- _Prompt_
Make an exact copy of the records, with the images left out.
────────────────
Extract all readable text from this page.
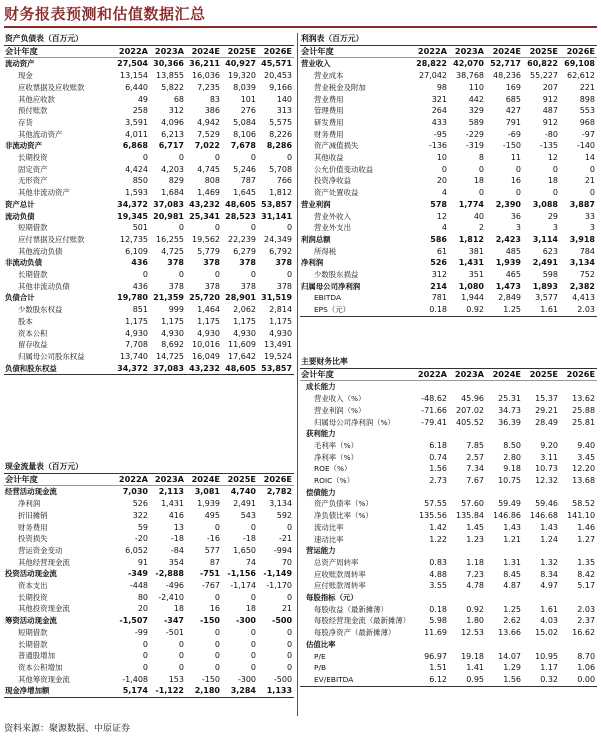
财务报表预测和估值数据汇总
资产负债表（百万元）					
会计年度	2022A	2023A	2024E	2025E	2026E
流动资产	27,504	30,366	36,211	40,927	45,571
现金	13,154	13,855	16,036	19,320	20,453
应收票据及应收账款	6,440	5,822	7,235	8,039	9,166
其他应收款	49	68	83	101	140
预付账款	258	312	386	276	313
存货	3,591	4,096	4,942	5,084	5,575
其他流动资产	4,011	6,213	7,529	8,106	8,226
非流动资产	6,868	6,717	7,022	7,678	8,286
长期投资	0	0	0	0	0
固定资产	4,424	4,203	4,745	5,246	5,708
无形资产	850	829	808	787	766
其他非流动资产	1,593	1,684	1,469	1,645	1,812
资产总计	34,372	37,083	43,232	48,605	53,857
流动负债	19,345	20,981	25,341	28,523	31,141
短期借款	501	0	0	0	0
应付票据及应付账款	12,735	16,255	19,562	22,239	24,349
其他流动负债	6,109	4,725	5,779	6,279	6,792
非流动负债	436	378	378	378	378
长期借款	0	0	0	0	0
其他非流动负债	436	378	378	378	378
负债合计	19,780	21,359	25,720	28,901	31,519
少数股东权益	851	999	1,464	2,062	2,814
股本	1,175	1,175	1,175	1,175	1,175
资本公积	4,930	4,930	4,930	4,930	4,930
留存收益	7,708	8,692	10,016	11,609	13,491
归属母公司股东权益	13,740	14,725	16,049	17,642	19,524
负债和股东权益	34,372	37,083	43,232	48,605	53,857
现金流量表（百万元）					
会计年度	2022A	2023A	2024E	2025E	2026E
经营活动现金流	7,030	2,113	3,081	4,740	2,782
净利润	526	1,431	1,939	2,491	3,134
折旧摊销	322	416	495	543	592
财务费用	59	13	0	0	0
投资损失	-20	-18	-16	-18	-21
营运资金变动	6,052	-84	577	1,650	-994
其他经营现金流	91	354	87	74	70
投资活动现金流	-349	-2,888	-751	-1,156	-1,149
资本支出	-448	-496	-767	-1,174	-1,170
长期投资	80	-2,410	0	0	0
其他投资现金流	20	18	16	18	21
筹资活动现金流	-1,507	-347	-150	-300	-500
短期借款	-99	-501	0	0	0
长期借款	0	0	0	0	0
普通股增加	0	0	0	0	0
资本公积增加	0	0	0	0	0
其他筹资现金流	-1,408	153	-150	-300	-500
现金净增加额	5,174	-1,122	2,180	3,284	1,133
利润表（百万元）					
会计年度	2022A	2023A	2024E	2025E	2026E
营业收入	28,822	42,070	52,717	60,822	69,108
营业成本	27,042	38,768	48,236	55,227	62,612
营业税金及附加	98	110	169	207	221
营业费用	321	442	685	912	898
管理费用	264	329	427	487	553
研发费用	433	589	791	912	968
财务费用	-95	-229	-69	-80	-97
资产减值损失	-136	-319	-150	-135	-140
其他收益	10	8	11	12	14
公允价值变动收益	0	0	0	0	0
投资净收益	20	18	16	18	21
资产处置收益	4	0	0	0	0
营业利润	578	1,774	2,390	3,088	3,887
营业外收入	12	40	36	29	33
营业外支出	4	2	3	3	3
利润总额	586	1,812	2,423	3,114	3,918
所得税	61	381	485	623	784
净利润	526	1,431	1,939	2,491	3,134
少数股东损益	312	351	465	598	752
归属母公司净利润	214	1,080	1,473	1,893	2,382
EBITDA	781	1,944	2,849	3,577	4,413
EPS（元）	0.18	0.92	1.25	1.61	2.03
主要财务比率					
会计年度	2022A	2023A	2024E	2025E	2026E
成长能力					
营业收入（%）	-48.62	45.96	25.31	15.37	13.62
营业利润（%）	-71.66	207.02	34.73	29.21	25.88
归属母公司净利润（%）	-79.41	405.52	36.39	28.49	25.81
获利能力					
毛利率（%）	6.18	7.85	8.50	9.20	9.40
净利率（%）	0.74	2.57	2.80	3.11	3.45
ROE（%）	1.56	7.34	9.18	10.73	12.20
ROIC（%）	2.73	7.67	10.75	12.32	13.68
偿债能力					
资产负债率（%）	57.55	57.60	59.49	59.46	58.52
净负债比率（%）	135.56	135.84	146.86	146.68	141.10
流动比率	1.42	1.45	1.43	1.43	1.46
速动比率	1.22	1.23	1.21	1.24	1.27
营运能力					
总资产周转率	0.83	1.18	1.31	1.32	1.35
应收账款周转率	4.88	7.23	8.45	8.34	8.42
应付账款周转率	3.55	4.78	4.87	4.97	5.17
每股指标（元）					
每股收益（最新摊薄）	0.18	0.92	1.25	1.61	2.03
每股经营现金流（最新摊薄）	5.98	1.80	2.62	4.03	2.37
每股净资产（最新摊薄）	11.69	12.53	13.66	15.02	16.62
估值比率					
P/E	96.97	19.18	14.07	10.95	8.70
P/B	1.51	1.41	1.29	1.17	1.06
EV/EBITDA	6.12	0.95	1.56	0.32	0.00
资料来源：聚源数据、中原证券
────────────────
- _Task output_
Extract all readable text from this page.
财务报表预测和估值数据汇总
资产负债表（百万元）					
会计年度	2022A	2023A	2024E	2025E	2026E
流动资产	27,504	30,366	36,211	40,927	45,571
现金	13,154	13,855	16,036	19,320	20,453
应收票据及应收账款	6,440	5,822	7,235	8,039	9,166
其他应收款	49	68	83	101	140
预付账款	258	312	386	276	313
存货	3,591	4,096	4,942	5,084	5,575
其他流动资产	4,011	6,213	7,529	8,106	8,226
非流动资产	6,868	6,717	7,022	7,678	8,286
长期投资	0	0	0	0	0
固定资产	4,424	4,203	4,745	5,246	5,708
无形资产	850	829	808	787	766
其他非流动资产	1,593	1,684	1,469	1,645	1,812
资产总计	34,372	37,083	43,232	48,605	53,857
流动负债	19,345	20,981	25,341	28,523	31,141
短期借款	501	0	0	0	0
应付票据及应付账款	12,735	16,255	19,562	22,239	24,349
其他流动负债	6,109	4,725	5,779	6,279	6,792
非流动负债	436	378	378	378	378
长期借款	0	0	0	0	0
其他非流动负债	436	378	378	378	378
负债合计	19,780	21,359	25,720	28,901	31,519
少数股东权益	851	999	1,464	2,062	2,814
股本	1,175	1,175	1,175	1,175	1,175
资本公积	4,930	4,930	4,930	4,930	4,930
留存收益	7,708	8,692	10,016	11,609	13,491
归属母公司股东权益	13,740	14,725	16,049	17,642	19,524
负债和股东权益	34,372	37,083	43,232	48,605	53,857
现金流量表（百万元）					
会计年度	2022A	2023A	2024E	2025E	2026E
经营活动现金流	7,030	2,113	3,081	4,740	2,782
净利润	526	1,431	1,939	2,491	3,134
折旧摊销	322	416	495	543	592
财务费用	59	13	0	0	0
投资损失	-20	-18	-16	-18	-21
营运资金变动	6,052	-84	577	1,650	-994
其他经营现金流	91	354	87	74	70
投资活动现金流	-349	-2,888	-751	-1,156	-1,149
资本支出	-448	-496	-767	-1,174	-1,170
长期投资	80	-2,410	0	0	0
其他投资现金流	20	18	16	18	21
筹资活动现金流	-1,507	-347	-150	-300	-500
短期借款	-99	-501	0	0	0
长期借款	0	0	0	0	0
普通股增加	0	0	0	0	0
资本公积增加	0	0	0	0	0
其他筹资现金流	-1,408	153	-150	-300	-500
现金净增加额	5,174	-1,122	2,180	3,284	1,133
利润表（百万元）					
会计年度	2022A	2023A	2024E	2025E	2026E
营业收入	28,822	42,070	52,717	60,822	69,108
营业成本	27,042	38,768	48,236	55,227	62,612
营业税金及附加	98	110	169	207	221
营业费用	321	442	685	912	898
管理费用	264	329	427	487	553
研发费用	433	589	791	912	968
财务费用	-95	-229	-69	-80	-97
资产减值损失	-136	-319	-150	-135	-140
其他收益	10	8	11	12	14
公允价值变动收益	0	0	0	0	0
投资净收益	20	18	16	18	21
资产处置收益	4	0	0	0	0
营业利润	578	1,774	2,390	3,088	3,887
营业外收入	12	40	36	29	33
营业外支出	4	2	3	3	3
利润总额	586	1,812	2,423	3,114	3,918
所得税	61	381	485	623	784
净利润	526	1,431	1,939	2,491	3,134
少数股东损益	312	351	465	598	752
归属母公司净利润	214	1,080	1,473	1,893	2,382
EBITDA	781	1,944	2,849	3,577	4,413
EPS（元）	0.18	0.92	1.25	1.61	2.03
主要财务比率					
会计年度	2022A	2023A	2024E	2025E	2026E
成长能力					
营业收入（%）	-48.62	45.96	25.31	15.37	13.62
营业利润（%）	-71.66	207.02	34.73	29.21	25.88
归属母公司净利润（%）	-79.41	405.52	36.39	28.49	25.81
获利能力					
毛利率（%）	6.18	7.85	8.50	9.20	9.40
净利率（%）	0.74	2.57	2.80	3.11	3.45
ROE（%）	1.56	7.34	9.18	10.73	12.20
ROIC（%）	2.73	7.67	10.75	12.32	13.68
偿债能力					
资产负债率（%）	57.55	57.60	59.49	59.46	58.52
净负债比率（%）	135.56	135.84	146.86	146.68	141.10
流动比率	1.42	1.45	1.43	1.43	1.46
速动比率	1.22	1.23	1.21	1.24	1.27
营运能力					
总资产周转率	0.83	1.18	1.31	1.32	1.35
应收账款周转率	4.88	7.23	8.45	8.34	8.42
应付账款周转率	3.55	4.78	4.87	4.97	5.17
每股指标（元）					
每股收益（最新摊薄）	0.18	0.92	1.25	1.61	2.03
每股经营现金流（最新摊薄）	5.98	1.80	2.62	4.03	2.37
每股净资产（最新摊薄）	11.69	12.53	13.66	15.02	16.62
估值比率					
P/E	96.97	19.18	14.07	10.95	8.70
P/B	1.51	1.41	1.29	1.17	1.06
EV/EBITDA	6.12	0.95	1.56	0.32	0.00
资料来源：聚源数据、中原证券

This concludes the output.